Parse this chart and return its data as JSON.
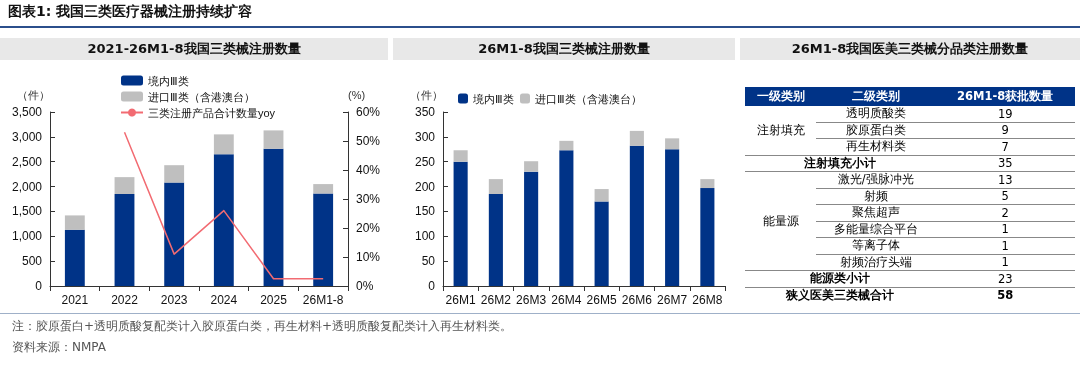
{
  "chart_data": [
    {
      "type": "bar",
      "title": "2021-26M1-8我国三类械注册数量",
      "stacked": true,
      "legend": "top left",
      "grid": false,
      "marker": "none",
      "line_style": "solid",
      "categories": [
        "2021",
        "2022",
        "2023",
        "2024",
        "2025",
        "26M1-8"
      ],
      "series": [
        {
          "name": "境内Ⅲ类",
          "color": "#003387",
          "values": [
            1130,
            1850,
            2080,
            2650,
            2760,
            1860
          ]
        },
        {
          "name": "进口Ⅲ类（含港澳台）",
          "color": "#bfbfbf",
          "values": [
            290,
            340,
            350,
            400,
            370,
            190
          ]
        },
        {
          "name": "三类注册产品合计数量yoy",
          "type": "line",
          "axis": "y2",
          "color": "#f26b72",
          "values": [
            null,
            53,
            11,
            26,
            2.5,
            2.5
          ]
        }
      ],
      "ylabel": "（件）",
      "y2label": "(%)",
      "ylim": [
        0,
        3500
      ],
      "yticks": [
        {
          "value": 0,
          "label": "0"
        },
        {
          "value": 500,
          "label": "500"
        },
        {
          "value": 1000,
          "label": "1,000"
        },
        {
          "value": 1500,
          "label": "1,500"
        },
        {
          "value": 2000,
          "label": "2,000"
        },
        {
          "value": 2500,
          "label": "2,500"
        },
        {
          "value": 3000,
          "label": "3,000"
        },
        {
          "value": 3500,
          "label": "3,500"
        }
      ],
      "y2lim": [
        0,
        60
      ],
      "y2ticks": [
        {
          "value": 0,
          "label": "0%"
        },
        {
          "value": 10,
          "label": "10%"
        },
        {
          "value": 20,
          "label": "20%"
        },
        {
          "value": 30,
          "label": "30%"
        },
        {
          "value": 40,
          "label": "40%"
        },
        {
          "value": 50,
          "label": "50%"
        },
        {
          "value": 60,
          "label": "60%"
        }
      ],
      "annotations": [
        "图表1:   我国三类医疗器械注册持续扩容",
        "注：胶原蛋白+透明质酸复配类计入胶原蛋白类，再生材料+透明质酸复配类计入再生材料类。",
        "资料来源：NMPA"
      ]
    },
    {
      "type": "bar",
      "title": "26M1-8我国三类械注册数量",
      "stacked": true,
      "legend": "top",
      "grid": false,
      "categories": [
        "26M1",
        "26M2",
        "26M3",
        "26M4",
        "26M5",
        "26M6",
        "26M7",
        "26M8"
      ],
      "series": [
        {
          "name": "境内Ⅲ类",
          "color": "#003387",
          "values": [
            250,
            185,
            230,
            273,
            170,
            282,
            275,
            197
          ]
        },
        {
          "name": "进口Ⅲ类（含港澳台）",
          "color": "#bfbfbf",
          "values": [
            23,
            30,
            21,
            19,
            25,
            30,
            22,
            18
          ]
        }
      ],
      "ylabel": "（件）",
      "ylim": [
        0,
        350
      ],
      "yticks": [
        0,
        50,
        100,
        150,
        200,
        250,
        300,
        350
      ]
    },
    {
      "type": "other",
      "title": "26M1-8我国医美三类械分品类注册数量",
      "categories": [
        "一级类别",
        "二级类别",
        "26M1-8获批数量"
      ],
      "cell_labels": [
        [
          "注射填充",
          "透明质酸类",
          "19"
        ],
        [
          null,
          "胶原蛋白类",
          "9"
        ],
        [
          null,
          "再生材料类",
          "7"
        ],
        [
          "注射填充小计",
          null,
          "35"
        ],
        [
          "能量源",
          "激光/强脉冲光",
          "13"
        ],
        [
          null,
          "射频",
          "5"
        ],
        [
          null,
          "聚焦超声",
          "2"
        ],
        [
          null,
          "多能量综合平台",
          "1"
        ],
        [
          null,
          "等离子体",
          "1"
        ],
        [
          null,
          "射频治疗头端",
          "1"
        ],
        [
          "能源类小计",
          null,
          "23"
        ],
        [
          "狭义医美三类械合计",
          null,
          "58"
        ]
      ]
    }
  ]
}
○ ○ ○ ○ ○
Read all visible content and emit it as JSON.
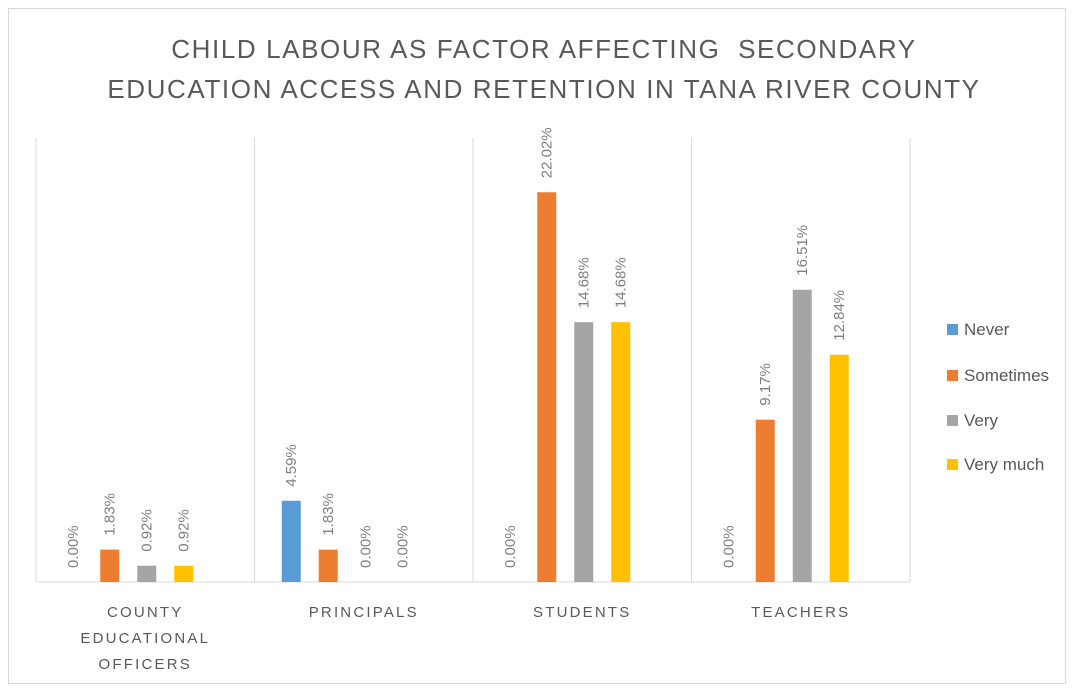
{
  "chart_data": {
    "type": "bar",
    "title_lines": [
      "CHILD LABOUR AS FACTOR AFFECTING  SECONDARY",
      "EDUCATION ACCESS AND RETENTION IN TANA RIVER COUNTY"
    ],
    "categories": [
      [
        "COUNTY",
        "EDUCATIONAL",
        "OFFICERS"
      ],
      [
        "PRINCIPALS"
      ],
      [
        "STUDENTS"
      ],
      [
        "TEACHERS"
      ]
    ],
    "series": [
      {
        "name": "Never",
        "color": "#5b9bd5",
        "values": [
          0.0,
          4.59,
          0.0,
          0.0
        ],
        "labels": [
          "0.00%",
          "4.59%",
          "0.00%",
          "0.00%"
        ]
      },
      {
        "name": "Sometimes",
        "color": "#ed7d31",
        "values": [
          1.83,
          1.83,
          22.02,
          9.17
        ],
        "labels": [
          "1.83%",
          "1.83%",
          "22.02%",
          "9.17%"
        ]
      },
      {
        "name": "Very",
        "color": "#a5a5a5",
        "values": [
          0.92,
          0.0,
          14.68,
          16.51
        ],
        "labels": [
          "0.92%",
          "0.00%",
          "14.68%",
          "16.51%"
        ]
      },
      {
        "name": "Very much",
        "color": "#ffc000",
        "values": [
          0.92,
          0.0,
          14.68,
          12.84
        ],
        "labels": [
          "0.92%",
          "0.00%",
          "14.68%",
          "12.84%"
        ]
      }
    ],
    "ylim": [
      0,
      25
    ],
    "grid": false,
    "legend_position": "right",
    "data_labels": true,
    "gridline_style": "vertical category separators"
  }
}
○ ○ ○ ○ ○
== Exercise requirements ==
Which lines of the data include "COUNTY"? Copy each of them.

== Result of this exercise ==
      "EDUCATION ACCESS AND RETENTION IN TANA RIVER COUNTY"
        "COUNTY",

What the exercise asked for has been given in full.